Problem requirements:
Produce an exact transcription of the listing below, omitting the pictures.

Given data:
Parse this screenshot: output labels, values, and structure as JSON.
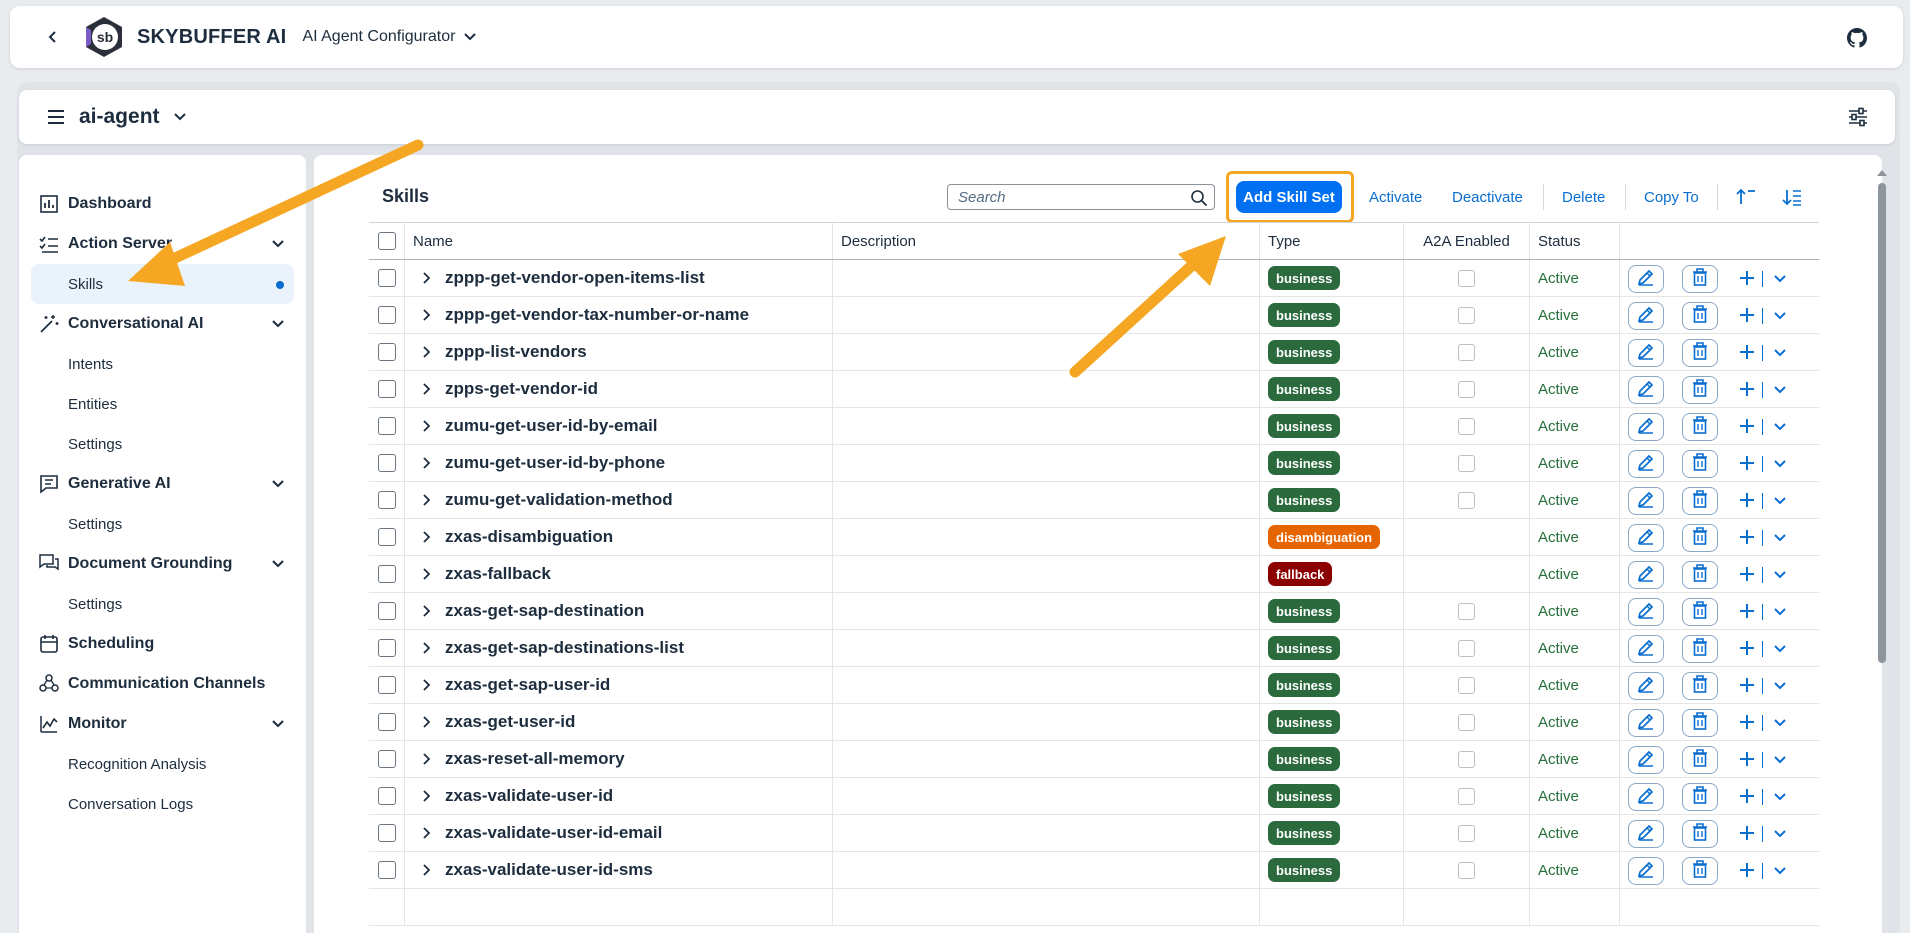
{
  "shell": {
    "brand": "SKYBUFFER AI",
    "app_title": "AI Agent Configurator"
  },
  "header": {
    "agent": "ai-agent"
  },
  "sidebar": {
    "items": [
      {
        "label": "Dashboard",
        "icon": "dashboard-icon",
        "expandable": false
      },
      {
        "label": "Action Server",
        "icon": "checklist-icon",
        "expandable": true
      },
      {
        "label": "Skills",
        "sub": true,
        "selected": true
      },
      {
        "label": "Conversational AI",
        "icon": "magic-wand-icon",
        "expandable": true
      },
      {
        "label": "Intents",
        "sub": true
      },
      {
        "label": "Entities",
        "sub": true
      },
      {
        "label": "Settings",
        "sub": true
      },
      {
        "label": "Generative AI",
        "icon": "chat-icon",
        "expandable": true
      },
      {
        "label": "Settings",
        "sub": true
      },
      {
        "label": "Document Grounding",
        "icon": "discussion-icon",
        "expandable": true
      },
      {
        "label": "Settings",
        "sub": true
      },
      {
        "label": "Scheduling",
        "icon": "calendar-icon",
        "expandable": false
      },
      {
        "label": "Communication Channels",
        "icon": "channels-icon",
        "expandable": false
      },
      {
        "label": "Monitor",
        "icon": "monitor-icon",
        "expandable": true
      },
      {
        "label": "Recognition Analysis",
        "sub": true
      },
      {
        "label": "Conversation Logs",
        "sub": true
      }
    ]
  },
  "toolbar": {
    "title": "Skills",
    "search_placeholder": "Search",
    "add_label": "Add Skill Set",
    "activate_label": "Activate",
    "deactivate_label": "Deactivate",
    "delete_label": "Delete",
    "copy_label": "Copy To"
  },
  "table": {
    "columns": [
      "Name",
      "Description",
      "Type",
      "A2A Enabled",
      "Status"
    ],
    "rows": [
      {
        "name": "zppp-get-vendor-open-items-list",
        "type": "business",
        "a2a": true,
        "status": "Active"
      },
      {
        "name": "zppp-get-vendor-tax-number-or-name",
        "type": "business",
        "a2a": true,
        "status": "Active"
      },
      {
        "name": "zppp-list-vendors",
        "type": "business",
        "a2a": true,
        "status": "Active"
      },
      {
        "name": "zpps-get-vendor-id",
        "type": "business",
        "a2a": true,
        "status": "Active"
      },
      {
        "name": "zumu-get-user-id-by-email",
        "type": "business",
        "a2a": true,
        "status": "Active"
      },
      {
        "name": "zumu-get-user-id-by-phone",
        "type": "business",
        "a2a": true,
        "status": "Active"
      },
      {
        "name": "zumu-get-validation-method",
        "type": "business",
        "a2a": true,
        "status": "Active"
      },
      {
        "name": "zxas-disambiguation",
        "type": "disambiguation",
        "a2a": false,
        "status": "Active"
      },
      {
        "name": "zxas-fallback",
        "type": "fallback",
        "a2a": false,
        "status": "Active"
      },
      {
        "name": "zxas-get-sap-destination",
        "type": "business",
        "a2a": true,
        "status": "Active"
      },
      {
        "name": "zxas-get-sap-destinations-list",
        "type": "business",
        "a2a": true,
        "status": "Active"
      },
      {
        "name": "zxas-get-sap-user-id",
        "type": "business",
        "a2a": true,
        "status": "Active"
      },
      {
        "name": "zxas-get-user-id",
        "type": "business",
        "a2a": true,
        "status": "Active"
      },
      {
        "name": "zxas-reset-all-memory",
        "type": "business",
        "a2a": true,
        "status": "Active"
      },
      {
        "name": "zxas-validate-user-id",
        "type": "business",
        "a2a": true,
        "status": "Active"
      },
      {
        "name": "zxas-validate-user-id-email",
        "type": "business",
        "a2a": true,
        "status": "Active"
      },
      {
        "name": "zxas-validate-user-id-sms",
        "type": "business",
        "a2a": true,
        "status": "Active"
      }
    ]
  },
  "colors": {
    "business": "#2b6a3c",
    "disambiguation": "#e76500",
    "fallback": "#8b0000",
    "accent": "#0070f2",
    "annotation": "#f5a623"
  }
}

Result of the exercise:
Parse this screenshot: output labels, values, and structure as JSON.
{
  "shell": {
    "brand": "SKYBUFFER AI",
    "app_title": "AI Agent Configurator"
  },
  "header": {
    "agent": "ai-agent"
  },
  "sidebar": {
    "items": [
      {
        "label": "Dashboard",
        "icon": "dashboard-icon",
        "expandable": false
      },
      {
        "label": "Action Server",
        "icon": "checklist-icon",
        "expandable": true
      },
      {
        "label": "Skills",
        "sub": true,
        "selected": true
      },
      {
        "label": "Conversational AI",
        "icon": "magic-wand-icon",
        "expandable": true
      },
      {
        "label": "Intents",
        "sub": true
      },
      {
        "label": "Entities",
        "sub": true
      },
      {
        "label": "Settings",
        "sub": true
      },
      {
        "label": "Generative AI",
        "icon": "chat-icon",
        "expandable": true
      },
      {
        "label": "Settings",
        "sub": true
      },
      {
        "label": "Document Grounding",
        "icon": "discussion-icon",
        "expandable": true
      },
      {
        "label": "Settings",
        "sub": true
      },
      {
        "label": "Scheduling",
        "icon": "calendar-icon",
        "expandable": false
      },
      {
        "label": "Communication Channels",
        "icon": "channels-icon",
        "expandable": false
      },
      {
        "label": "Monitor",
        "icon": "monitor-icon",
        "expandable": true
      },
      {
        "label": "Recognition Analysis",
        "sub": true
      },
      {
        "label": "Conversation Logs",
        "sub": true
      }
    ]
  },
  "toolbar": {
    "title": "Skills",
    "search_placeholder": "Search",
    "add_label": "Add Skill Set",
    "activate_label": "Activate",
    "deactivate_label": "Deactivate",
    "delete_label": "Delete",
    "copy_label": "Copy To"
  },
  "table": {
    "columns": [
      "Name",
      "Description",
      "Type",
      "A2A Enabled",
      "Status"
    ],
    "rows": [
      {
        "name": "zppp-get-vendor-open-items-list",
        "type": "business",
        "a2a": true,
        "status": "Active"
      },
      {
        "name": "zppp-get-vendor-tax-number-or-name",
        "type": "business",
        "a2a": true,
        "status": "Active"
      },
      {
        "name": "zppp-list-vendors",
        "type": "business",
        "a2a": true,
        "status": "Active"
      },
      {
        "name": "zpps-get-vendor-id",
        "type": "business",
        "a2a": true,
        "status": "Active"
      },
      {
        "name": "zumu-get-user-id-by-email",
        "type": "business",
        "a2a": true,
        "status": "Active"
      },
      {
        "name": "zumu-get-user-id-by-phone",
        "type": "business",
        "a2a": true,
        "status": "Active"
      },
      {
        "name": "zumu-get-validation-method",
        "type": "business",
        "a2a": true,
        "status": "Active"
      },
      {
        "name": "zxas-disambiguation",
        "type": "disambiguation",
        "a2a": false,
        "status": "Active"
      },
      {
        "name": "zxas-fallback",
        "type": "fallback",
        "a2a": false,
        "status": "Active"
      },
      {
        "name": "zxas-get-sap-destination",
        "type": "business",
        "a2a": true,
        "status": "Active"
      },
      {
        "name": "zxas-get-sap-destinations-list",
        "type": "business",
        "a2a": true,
        "status": "Active"
      },
      {
        "name": "zxas-get-sap-user-id",
        "type": "business",
        "a2a": true,
        "status": "Active"
      },
      {
        "name": "zxas-get-user-id",
        "type": "business",
        "a2a": true,
        "status": "Active"
      },
      {
        "name": "zxas-reset-all-memory",
        "type": "business",
        "a2a": true,
        "status": "Active"
      },
      {
        "name": "zxas-validate-user-id",
        "type": "business",
        "a2a": true,
        "status": "Active"
      },
      {
        "name": "zxas-validate-user-id-email",
        "type": "business",
        "a2a": true,
        "status": "Active"
      },
      {
        "name": "zxas-validate-user-id-sms",
        "type": "business",
        "a2a": true,
        "status": "Active"
      }
    ]
  },
  "colors": {
    "business": "#2b6a3c",
    "disambiguation": "#e76500",
    "fallback": "#8b0000",
    "accent": "#0070f2",
    "annotation": "#f5a623"
  }
}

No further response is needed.